**Goal of the exercise:**
Everything from the line containing "Read out every word on this page." to the last line of the records must be returned verbatim; nothing else belongs in the output.

[START Information supplied]

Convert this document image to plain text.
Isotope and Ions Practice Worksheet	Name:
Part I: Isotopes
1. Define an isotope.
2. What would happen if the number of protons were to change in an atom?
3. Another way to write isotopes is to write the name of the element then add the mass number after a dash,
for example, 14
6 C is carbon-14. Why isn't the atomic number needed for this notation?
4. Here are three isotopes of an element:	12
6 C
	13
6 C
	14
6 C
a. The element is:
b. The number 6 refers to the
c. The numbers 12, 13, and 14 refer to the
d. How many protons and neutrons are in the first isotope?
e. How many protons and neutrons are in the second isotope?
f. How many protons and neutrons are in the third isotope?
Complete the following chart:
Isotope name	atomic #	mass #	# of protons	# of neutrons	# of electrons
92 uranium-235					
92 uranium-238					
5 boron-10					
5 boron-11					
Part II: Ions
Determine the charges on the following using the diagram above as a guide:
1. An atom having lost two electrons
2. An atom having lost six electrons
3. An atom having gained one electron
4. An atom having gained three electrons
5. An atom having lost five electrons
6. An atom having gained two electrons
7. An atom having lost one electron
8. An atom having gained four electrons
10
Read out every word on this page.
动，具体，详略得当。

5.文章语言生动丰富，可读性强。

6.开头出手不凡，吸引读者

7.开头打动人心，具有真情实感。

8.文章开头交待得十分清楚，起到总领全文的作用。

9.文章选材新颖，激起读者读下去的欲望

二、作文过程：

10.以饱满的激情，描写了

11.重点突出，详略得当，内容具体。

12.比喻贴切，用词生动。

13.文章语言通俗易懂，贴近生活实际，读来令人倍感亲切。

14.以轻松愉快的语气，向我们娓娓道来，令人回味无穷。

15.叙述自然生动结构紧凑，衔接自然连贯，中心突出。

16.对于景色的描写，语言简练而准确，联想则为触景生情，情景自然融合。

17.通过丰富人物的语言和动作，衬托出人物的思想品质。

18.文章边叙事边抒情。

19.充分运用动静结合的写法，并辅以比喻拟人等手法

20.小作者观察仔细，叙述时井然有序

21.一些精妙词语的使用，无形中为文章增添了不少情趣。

[END Information supplied]

**Solution for this problem:**
Read out every word on this page.
动，具体，详略得当。

5.文章语言生动丰富，可读性强。

6.开头出手不凡，吸引读者

7.开头打动人心，具有真情实感。

8.文章开头交待得十分清楚，起到总领全文的作用。

9.文章选材新颖，激起读者读下去的欲望

二、作文过程：

10.以饱满的激情，描写了

11.重点突出，详略得当，内容具体。

12.比喻贴切，用词生动。

13.文章语言通俗易懂，贴近生活实际，读来令人倍感亲切。

14.以轻松愉快的语气，向我们娓娓道来，令人回味无穷。

15.叙述自然生动结构紧凑，衔接自然连贯，中心突出。

16.对于景色的描写，语言简练而准确，联想则为触景生情，情景自然融合。

17.通过丰富人物的语言和动作，衬托出人物的思想品质。

18.文章边叙事边抒情。

19.充分运用动静结合的写法，并辅以比喻拟人等手法

20.小作者观察仔细，叙述时井然有序

21.一些精妙词语的使用，无形中为文章增添了不少情趣。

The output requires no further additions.